- [The request]: Go over the entries below line by line, copying each one that contains the word "préparer".

- [Provided data]:
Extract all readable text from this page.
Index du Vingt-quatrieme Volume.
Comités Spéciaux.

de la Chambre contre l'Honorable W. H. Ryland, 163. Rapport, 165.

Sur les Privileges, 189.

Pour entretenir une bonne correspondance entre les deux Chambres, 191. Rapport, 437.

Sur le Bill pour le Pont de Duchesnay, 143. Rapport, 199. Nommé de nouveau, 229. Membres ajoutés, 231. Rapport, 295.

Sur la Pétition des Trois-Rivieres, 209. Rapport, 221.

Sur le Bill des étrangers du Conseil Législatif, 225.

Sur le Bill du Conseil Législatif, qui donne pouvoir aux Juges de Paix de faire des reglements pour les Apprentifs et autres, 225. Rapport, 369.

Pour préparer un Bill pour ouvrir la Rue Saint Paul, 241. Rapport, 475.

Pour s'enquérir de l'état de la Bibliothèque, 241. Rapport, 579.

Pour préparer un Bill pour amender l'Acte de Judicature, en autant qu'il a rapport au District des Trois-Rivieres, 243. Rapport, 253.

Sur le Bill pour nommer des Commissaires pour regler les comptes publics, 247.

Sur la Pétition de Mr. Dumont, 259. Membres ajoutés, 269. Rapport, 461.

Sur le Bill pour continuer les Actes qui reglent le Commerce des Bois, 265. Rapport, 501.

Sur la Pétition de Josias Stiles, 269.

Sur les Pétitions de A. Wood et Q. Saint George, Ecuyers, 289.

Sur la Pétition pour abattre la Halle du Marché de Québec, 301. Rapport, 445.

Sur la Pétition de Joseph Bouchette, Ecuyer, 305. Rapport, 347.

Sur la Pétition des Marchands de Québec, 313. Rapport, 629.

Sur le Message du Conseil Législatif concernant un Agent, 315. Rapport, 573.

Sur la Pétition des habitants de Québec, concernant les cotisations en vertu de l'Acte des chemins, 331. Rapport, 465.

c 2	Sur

- [Worked answer]:
Pour préparer un Bill pour ouvrir la Rue Saint Paul, 241. Rapport, 475.
Pour préparer un Bill pour amender l'Acte de Judicature, en autant qu'il a rapport au District des Trois-Rivieres, 243. Rapport, 253.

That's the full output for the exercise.